ATIVIDADES:
a - Atualize o texto sobre os acordos para tratamento do câncer entre "O presidente Lula" e "raras e negligenciadas.", inclusive, reescrevendo essa parte com "Organização Mundial da Saúde" substituído por "OMS".
b - Dê seguimento ao texto sobre os acordos para tratamento do câncer a partir do ponto em que ele termina.

TRECHO SELECIONADO:
Acordos Estratégicos para Tratamento do Câncer
Na última missão à Índia, acompanhando o presidente Luiz Inácio Lula da Silva, o ministro da Saúde, Alexandre Padilha, anunciou a assinatura de três Parcerias para o Desenvolvimento Produtivo (PDPs). Estas parcerias têm como objetivo a produção de medicamentos oncológicos no Sistema Único de Saúde (SUS). Os acordos, firmados durante o Fórum Empresarial Brasil–Índia em Nova Delhi, representam um investimento inicial aproximado de R$ 722 milhões, podendo atingir até R$ 10 bilhões ao longo de 10 anos. Os medicamentos contemplados incluem o pertuzumabe, dasatinibe e nivolumabe, essenciais para tratar diversos tipos de câncer.
O presidente Lula destacou a histórica colaboração entre Brasil e Índia na promoção da equidade no acesso a medicamentos, especialmente genéricos, e na garantia da soberania sanitária no contexto da Organização Mundial da Saúde. Durante a visita, a Fundação Oswaldo Cruz (Fiocruz) também formalizou acordos relacionados à pesquisa e produção local de insumos estratégicos, incluindo vacinas e medicamentos para doenças raras e negligenciadas.

DADOS FORNECIDOS:
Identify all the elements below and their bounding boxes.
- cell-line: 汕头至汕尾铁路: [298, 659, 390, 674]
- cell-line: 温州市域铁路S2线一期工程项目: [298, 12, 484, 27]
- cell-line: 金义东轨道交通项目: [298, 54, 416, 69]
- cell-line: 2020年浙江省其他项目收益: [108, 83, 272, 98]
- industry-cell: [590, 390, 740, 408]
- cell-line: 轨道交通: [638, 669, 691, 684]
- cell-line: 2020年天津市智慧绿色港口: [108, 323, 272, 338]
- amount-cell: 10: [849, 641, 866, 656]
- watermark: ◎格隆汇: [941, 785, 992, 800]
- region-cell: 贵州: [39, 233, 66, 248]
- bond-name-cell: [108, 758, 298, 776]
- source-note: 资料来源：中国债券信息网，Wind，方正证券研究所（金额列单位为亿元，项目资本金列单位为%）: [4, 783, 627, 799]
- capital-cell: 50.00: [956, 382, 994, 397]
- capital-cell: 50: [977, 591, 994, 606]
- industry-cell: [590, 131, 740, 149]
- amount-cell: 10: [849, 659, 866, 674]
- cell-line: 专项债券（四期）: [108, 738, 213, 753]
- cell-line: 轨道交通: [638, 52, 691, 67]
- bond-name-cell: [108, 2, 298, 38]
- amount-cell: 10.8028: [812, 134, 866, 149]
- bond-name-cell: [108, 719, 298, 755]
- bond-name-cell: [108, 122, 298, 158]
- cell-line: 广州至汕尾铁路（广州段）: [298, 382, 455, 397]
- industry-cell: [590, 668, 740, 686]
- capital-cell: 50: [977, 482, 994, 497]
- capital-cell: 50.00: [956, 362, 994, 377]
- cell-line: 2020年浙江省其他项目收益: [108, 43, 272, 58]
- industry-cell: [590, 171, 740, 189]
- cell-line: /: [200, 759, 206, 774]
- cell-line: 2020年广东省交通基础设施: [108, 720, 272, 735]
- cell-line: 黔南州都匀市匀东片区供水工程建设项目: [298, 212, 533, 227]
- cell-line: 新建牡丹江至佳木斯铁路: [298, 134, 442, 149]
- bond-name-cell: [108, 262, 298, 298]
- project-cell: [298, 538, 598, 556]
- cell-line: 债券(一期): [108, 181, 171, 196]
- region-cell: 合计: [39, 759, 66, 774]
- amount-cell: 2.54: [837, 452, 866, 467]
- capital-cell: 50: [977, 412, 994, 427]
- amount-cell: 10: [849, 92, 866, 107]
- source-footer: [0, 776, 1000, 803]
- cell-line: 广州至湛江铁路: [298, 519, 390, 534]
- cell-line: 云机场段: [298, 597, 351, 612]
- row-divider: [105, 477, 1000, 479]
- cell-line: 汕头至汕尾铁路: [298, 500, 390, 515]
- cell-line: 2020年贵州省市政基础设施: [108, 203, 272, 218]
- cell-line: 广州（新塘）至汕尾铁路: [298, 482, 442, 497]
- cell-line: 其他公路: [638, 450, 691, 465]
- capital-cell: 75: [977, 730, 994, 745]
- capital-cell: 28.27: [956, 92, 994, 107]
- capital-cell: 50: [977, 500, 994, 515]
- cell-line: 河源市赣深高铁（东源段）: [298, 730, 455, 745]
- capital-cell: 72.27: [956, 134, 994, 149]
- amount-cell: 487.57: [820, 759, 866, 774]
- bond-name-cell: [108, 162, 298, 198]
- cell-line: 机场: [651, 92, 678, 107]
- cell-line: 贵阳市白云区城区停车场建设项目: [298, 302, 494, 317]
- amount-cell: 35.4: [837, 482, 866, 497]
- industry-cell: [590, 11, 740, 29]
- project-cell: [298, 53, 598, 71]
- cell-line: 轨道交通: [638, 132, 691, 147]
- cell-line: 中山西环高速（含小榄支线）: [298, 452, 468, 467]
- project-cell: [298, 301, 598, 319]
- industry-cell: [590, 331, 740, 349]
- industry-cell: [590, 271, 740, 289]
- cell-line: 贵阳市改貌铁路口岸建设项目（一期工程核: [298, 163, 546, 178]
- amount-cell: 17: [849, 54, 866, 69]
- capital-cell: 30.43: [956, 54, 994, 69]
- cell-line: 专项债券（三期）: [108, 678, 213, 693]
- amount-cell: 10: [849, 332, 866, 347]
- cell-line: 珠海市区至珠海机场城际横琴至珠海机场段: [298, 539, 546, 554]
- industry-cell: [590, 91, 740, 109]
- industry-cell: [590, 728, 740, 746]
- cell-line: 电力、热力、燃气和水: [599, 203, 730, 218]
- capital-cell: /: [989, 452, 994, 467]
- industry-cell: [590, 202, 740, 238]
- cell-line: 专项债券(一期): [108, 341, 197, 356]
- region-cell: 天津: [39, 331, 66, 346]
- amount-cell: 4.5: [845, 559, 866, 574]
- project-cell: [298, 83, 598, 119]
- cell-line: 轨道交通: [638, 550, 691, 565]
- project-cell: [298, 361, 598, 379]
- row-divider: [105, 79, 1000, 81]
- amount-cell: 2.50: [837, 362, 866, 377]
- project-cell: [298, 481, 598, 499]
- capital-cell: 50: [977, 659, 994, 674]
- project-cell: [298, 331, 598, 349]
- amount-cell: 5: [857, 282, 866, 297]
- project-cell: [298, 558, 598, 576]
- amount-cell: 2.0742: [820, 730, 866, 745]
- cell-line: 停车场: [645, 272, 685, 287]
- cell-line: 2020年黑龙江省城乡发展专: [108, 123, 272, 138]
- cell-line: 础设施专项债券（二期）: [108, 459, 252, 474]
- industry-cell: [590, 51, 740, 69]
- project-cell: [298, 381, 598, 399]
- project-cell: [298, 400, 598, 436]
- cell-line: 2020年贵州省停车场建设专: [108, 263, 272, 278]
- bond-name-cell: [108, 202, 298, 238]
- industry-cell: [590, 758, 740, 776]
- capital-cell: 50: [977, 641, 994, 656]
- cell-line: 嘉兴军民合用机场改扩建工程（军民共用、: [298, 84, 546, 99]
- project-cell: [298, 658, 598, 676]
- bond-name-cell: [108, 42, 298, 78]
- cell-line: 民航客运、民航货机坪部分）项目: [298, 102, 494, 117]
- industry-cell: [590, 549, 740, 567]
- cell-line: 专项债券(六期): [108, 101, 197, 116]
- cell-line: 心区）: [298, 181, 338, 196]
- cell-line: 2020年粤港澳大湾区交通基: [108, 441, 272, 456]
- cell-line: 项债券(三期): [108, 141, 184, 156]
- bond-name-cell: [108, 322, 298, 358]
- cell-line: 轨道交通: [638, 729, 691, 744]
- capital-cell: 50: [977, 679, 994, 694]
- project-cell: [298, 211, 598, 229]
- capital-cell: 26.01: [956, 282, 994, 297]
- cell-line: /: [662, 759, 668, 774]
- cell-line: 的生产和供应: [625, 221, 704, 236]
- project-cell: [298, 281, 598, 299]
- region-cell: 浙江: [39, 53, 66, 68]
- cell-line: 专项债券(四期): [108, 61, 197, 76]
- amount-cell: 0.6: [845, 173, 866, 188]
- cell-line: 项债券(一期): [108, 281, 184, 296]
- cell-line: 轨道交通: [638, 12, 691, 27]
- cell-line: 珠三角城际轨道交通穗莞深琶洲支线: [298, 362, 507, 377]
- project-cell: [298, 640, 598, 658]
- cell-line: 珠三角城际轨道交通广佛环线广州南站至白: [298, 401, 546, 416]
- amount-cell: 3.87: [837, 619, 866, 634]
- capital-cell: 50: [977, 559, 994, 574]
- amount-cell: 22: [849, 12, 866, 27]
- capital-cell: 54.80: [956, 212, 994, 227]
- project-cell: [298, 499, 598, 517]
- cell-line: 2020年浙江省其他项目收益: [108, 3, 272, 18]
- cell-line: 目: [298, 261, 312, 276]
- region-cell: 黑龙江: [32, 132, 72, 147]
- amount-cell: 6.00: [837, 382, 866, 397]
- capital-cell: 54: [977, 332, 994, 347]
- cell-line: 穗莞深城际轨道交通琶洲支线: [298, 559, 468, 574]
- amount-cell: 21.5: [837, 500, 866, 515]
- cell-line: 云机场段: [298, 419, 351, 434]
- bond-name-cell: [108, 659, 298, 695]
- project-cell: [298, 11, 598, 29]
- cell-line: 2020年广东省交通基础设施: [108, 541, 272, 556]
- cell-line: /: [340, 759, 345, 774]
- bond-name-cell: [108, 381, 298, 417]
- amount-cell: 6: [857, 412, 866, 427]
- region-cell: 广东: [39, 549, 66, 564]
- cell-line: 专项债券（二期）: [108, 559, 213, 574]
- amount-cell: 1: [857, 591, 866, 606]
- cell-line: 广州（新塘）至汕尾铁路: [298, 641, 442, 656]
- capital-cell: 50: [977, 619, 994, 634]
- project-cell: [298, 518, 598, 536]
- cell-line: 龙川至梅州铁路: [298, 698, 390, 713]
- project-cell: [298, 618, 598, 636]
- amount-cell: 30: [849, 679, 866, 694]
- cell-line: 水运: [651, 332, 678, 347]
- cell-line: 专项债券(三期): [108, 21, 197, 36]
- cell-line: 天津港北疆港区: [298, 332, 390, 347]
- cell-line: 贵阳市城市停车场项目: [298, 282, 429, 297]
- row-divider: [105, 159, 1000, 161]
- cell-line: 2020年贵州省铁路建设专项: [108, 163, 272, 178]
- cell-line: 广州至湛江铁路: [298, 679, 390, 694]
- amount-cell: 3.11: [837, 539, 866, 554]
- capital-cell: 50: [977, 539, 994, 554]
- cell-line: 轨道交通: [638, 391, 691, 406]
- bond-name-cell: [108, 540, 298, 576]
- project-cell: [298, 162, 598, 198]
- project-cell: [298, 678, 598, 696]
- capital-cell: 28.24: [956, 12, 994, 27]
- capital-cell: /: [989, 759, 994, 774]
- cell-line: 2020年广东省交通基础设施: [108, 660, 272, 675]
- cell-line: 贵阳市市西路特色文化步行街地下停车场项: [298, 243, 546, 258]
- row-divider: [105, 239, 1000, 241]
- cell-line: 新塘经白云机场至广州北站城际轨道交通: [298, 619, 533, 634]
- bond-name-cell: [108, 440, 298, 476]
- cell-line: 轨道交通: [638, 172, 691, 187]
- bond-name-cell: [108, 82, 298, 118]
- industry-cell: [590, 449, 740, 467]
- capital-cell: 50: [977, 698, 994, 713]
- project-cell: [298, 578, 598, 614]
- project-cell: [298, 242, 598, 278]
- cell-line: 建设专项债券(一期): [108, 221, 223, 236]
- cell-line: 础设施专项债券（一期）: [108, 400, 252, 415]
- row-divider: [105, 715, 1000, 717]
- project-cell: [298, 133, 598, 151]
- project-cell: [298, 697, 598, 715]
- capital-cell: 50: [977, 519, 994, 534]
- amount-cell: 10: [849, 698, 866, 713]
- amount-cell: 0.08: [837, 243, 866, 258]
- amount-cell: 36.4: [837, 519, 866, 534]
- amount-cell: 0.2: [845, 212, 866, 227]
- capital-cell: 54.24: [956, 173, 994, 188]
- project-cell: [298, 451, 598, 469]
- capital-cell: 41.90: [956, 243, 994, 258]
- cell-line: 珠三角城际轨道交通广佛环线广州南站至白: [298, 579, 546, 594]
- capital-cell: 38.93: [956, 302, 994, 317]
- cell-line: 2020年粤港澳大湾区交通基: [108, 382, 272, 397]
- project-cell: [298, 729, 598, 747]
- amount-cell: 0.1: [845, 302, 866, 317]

RESULTADOS:
a -
O presidente Lula destacou a histórica colaboração entre Brasil e Índia na promoção da equidade no acesso a medicamentos, especialmente genéricos, e na garantia da soberania sanitária no contexto da OMS. Durante a visita, a Fundação Oswaldo Cruz (Fiocruz) também formalizou acordos relacionados à pesquisa e produção local de insumos estratégicos, incluindo vacinas e medicamentos para doenças raras e negligenciadas.

b -
Fortalecimento da Produção Nacional
O ministro Padilha enfatizou que as parcerias não apenas asseguram acesso a medicamentos modernos, mas também promovem a transferência de tecnologia, visando fortalecer a produção nacional e aumentar a autonomia dos pacientes brasileiros. “Estamos trazendo soluções que podem salvar vidas, especialmente de mulheres que lutam contra o câncer”, ressaltou.
A iniciativa para a produção nacional de medicamentos oncológicos é parte de uma estratégia mais ampla para fortalecer o Complexo Econômico-Industrial da Saúde, com o intuito de garantir o abastecimento de fármacos, promover a produção local e reduzir a dependência externa. As PDPs abrangem medicamentos utilizados no tratamento de câncer de mama, pele e leucemias.
Colaboração Internacional e Inovação
Esses acordos envolvem a colaboração entre laboratórios públicos brasileiros e parceiros privados, tanto nacionais quanto indianos, com foco na internalização da produção e no desenvolvimento tecnológico. A fabricação de medicamentos como o nivolumabe será realizada em parceria entre a Bahiafarma e a Bionovis S.A., além da farmacêutica indiana Dr. Reddy’s Laboratories. Para o pertuzumabe, a Bahiafarma também atuará em parceria com a Biocon Biologics do Brasil Ltda.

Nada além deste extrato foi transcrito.